WRITTEN TASK:
Below is a block of records; repeat all of them exactly.

(Data excerpts)

**********

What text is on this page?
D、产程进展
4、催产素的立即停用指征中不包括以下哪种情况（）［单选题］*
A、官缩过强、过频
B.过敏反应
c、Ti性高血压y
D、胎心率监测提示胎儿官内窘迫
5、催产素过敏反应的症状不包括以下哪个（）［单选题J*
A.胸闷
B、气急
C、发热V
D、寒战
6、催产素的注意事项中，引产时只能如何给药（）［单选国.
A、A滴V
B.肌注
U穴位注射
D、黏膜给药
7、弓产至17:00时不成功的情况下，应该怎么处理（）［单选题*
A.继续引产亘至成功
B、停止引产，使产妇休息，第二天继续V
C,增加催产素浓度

**********

COMPLETED EXERCISE:
What text is on this page?
D、产程进展
4、催产素的立即停用指征中不包括以下哪种情况（）［单选题］*
A、官缩过强、过频
B.过敏反应
c、Ti性高血压y
D、胎心率监测提示胎儿官内窘迫
5、催产素过敏反应的症状不包括以下哪个（）［单选题J*
A.胸闷
B、气急
C、发热V
D、寒战
6、催产素的注意事项中，引产时只能如何给药（）［单选国.
A、A滴V
B.肌注
U穴位注射
D、黏膜给药
7、弓产至17:00时不成功的情况下，应该怎么处理（）［单选题*
A.继续引产亘至成功
B、停止引产，使产妇休息，第二天继续V
C,增加催产素浓度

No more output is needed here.